- **EXERCISE REQUIREMENTS**: Across the entries below, how many lines contain the word "color"? Give the number alone.

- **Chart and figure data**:

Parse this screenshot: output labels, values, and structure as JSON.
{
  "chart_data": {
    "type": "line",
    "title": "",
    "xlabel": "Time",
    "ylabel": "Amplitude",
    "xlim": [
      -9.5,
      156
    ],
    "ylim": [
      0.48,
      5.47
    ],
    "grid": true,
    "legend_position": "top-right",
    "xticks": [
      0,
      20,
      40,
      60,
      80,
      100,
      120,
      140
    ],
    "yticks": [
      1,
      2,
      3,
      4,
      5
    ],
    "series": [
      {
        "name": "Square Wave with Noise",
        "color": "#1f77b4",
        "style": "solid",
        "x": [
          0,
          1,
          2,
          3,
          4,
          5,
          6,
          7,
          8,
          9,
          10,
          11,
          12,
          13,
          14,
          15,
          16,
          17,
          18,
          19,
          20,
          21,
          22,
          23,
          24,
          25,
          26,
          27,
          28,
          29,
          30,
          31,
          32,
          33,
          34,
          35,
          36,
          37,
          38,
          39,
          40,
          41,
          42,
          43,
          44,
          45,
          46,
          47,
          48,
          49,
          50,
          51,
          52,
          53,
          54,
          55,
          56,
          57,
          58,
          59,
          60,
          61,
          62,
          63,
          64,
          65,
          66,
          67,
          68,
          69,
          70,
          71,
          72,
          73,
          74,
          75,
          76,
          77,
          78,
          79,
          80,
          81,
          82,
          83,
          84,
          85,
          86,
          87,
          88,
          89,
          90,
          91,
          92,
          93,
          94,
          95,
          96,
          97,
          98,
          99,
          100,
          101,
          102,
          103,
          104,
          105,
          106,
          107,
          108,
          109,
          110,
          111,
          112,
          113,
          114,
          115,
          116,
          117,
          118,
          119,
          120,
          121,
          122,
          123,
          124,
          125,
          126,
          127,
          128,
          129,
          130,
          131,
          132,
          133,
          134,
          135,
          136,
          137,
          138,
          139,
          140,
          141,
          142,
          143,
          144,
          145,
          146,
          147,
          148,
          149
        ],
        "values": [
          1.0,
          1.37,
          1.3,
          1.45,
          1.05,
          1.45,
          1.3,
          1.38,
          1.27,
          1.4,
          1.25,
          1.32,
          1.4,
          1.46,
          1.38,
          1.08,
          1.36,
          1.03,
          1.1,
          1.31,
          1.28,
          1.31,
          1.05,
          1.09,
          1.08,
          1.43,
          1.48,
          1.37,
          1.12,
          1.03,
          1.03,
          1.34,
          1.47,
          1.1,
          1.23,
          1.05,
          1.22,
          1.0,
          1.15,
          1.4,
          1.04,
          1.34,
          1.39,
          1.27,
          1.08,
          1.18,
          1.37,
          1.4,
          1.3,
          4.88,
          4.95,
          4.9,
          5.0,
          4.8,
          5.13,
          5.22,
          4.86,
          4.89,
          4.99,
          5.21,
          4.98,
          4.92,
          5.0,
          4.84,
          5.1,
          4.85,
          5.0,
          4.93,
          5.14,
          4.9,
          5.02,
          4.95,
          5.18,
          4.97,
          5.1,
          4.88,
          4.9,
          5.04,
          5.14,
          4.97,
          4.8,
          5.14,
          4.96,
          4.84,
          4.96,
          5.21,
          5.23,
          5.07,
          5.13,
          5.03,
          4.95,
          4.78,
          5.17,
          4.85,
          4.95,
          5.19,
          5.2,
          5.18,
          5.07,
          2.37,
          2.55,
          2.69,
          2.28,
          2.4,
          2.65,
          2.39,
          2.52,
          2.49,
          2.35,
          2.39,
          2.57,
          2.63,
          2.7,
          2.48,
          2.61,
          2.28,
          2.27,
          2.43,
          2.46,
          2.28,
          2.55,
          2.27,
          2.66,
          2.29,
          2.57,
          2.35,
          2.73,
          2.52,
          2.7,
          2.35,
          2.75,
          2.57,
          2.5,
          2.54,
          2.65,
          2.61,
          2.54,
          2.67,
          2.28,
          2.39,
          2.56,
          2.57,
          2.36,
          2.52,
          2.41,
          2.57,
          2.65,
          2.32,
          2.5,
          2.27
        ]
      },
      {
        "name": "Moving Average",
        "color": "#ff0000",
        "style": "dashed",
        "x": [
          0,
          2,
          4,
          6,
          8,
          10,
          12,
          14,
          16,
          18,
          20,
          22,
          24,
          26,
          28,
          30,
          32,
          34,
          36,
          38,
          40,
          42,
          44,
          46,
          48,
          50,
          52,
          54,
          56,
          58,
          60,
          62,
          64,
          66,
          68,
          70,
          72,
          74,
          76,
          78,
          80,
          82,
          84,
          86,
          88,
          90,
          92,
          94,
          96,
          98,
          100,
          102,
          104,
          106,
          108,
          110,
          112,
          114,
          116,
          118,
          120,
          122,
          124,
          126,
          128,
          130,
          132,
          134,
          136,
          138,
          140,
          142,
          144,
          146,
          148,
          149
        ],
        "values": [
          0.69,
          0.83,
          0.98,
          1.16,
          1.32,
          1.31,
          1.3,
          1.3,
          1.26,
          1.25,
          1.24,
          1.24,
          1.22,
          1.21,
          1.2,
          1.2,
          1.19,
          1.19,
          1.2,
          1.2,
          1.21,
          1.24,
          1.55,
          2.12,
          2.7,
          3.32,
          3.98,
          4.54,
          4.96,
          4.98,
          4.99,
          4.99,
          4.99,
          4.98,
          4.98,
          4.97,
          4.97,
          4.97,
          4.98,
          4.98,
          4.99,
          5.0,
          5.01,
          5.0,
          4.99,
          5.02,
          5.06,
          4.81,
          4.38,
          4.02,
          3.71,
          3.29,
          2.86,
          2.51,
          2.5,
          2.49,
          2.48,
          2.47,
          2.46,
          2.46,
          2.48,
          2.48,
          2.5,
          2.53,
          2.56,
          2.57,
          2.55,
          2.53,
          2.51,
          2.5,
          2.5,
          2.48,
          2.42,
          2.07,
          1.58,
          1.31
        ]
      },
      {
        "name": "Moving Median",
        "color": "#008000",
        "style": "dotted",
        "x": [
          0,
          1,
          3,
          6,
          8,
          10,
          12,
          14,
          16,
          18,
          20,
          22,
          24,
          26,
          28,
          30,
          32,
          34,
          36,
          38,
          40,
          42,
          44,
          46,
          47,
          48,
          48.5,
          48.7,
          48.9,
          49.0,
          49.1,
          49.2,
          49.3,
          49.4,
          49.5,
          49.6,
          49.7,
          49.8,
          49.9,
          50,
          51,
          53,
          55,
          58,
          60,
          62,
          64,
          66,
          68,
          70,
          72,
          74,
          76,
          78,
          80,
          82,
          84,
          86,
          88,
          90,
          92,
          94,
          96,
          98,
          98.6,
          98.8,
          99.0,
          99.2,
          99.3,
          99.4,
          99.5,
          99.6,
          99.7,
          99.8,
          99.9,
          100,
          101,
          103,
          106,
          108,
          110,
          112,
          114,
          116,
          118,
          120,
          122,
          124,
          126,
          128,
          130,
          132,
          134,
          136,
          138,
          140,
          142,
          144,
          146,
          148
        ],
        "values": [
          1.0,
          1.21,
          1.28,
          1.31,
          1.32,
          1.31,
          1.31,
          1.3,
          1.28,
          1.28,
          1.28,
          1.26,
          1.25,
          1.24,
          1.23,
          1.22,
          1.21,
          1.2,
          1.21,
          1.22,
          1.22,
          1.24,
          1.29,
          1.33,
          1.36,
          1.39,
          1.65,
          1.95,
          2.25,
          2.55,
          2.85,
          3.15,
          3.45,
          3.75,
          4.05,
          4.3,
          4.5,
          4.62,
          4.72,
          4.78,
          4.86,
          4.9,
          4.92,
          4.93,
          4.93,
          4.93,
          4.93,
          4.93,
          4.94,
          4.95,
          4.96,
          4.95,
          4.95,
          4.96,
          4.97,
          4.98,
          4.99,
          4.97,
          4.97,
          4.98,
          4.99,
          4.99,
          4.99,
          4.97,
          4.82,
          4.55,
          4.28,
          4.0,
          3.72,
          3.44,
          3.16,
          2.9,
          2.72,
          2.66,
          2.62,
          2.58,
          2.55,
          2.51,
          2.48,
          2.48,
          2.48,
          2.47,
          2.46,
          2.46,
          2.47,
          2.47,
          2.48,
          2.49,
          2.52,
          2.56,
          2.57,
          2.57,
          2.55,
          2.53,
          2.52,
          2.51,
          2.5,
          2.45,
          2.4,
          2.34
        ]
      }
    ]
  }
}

- **FULL ANSWER**: 3